● TASK BRIEF: Output every record word for word.

● INPUT:

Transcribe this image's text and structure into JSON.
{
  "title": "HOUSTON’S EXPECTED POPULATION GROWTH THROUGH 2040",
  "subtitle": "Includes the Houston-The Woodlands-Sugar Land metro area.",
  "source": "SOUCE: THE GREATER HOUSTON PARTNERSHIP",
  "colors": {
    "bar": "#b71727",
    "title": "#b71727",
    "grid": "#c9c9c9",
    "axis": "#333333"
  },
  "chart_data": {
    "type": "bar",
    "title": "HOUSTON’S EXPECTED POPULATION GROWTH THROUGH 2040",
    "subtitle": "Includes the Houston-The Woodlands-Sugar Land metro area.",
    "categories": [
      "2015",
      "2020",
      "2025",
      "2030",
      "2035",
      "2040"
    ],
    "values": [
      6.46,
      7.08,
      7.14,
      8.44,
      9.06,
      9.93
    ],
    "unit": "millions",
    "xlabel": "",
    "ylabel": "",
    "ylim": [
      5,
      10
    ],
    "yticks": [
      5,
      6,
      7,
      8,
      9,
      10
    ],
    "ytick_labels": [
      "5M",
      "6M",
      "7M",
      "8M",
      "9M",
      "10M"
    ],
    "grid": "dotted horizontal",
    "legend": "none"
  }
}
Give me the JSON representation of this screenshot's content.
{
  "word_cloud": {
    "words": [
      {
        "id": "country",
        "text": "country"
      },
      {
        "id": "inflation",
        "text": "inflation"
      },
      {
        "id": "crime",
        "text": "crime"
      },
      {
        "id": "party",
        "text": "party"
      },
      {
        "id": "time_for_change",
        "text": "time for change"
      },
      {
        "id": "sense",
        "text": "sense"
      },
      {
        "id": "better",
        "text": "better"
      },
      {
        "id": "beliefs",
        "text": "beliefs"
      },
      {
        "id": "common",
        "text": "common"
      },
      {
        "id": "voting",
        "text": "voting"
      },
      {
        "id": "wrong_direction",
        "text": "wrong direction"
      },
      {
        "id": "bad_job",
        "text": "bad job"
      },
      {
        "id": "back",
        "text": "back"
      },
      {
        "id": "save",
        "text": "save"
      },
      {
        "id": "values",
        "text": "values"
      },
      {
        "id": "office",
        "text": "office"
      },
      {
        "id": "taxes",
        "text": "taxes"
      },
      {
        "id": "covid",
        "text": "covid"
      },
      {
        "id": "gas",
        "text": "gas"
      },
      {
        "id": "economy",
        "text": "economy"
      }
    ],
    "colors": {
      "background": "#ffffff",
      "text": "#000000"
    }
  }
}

● TASK RESPONSE:
Transcribe this image's text and structure into JSON.
{
  "title": "HOUSTON’S EXPECTED POPULATION GROWTH THROUGH 2040",
  "subtitle": "Includes the Houston-The Woodlands-Sugar Land metro area.",
  "source": "SOUCE: THE GREATER HOUSTON PARTNERSHIP",
  "colors": {
    "bar": "#b71727",
    "title": "#b71727",
    "grid": "#c9c9c9",
    "axis": "#333333"
  },
  "chart_data": {
    "type": "bar",
    "title": "HOUSTON’S EXPECTED POPULATION GROWTH THROUGH 2040",
    "subtitle": "Includes the Houston-The Woodlands-Sugar Land metro area.",
    "categories": [
      "2015",
      "2020",
      "2025",
      "2030",
      "2035",
      "2040"
    ],
    "values": [
      6.46,
      7.08,
      7.14,
      8.44,
      9.06,
      9.93
    ],
    "unit": "millions",
    "xlabel": "",
    "ylabel": "",
    "ylim": [
      5,
      10
    ],
    "yticks": [
      5,
      6,
      7,
      8,
      9,
      10
    ],
    "ytick_labels": [
      "5M",
      "6M",
      "7M",
      "8M",
      "9M",
      "10M"
    ],
    "grid": "dotted horizontal",
    "legend": "none"
  }
}
Give me the JSON representation of this screenshot's content.
{
  "word_cloud": {
    "words": [
      {
        "id": "country",
        "text": "country"
      },
      {
        "id": "inflation",
        "text": "inflation"
      },
      {
        "id": "crime",
        "text": "crime"
      },
      {
        "id": "party",
        "text": "party"
      },
      {
        "id": "time_for_change",
        "text": "time for change"
      },
      {
        "id": "sense",
        "text": "sense"
      },
      {
        "id": "better",
        "text": "better"
      },
      {
        "id": "beliefs",
        "text": "beliefs"
      },
      {
        "id": "common",
        "text": "common"
      },
      {
        "id": "voting",
        "text": "voting"
      },
      {
        "id": "wrong_direction",
        "text": "wrong direction"
      },
      {
        "id": "bad_job",
        "text": "bad job"
      },
      {
        "id": "back",
        "text": "back"
      },
      {
        "id": "save",
        "text": "save"
      },
      {
        "id": "values",
        "text": "values"
      },
      {
        "id": "office",
        "text": "office"
      },
      {
        "id": "taxes",
        "text": "taxes"
      },
      {
        "id": "covid",
        "text": "covid"
      },
      {
        "id": "gas",
        "text": "gas"
      },
      {
        "id": "economy",
        "text": "economy"
      }
    ],
    "colors": {
      "background": "#ffffff",
      "text": "#000000"
    }
  }
}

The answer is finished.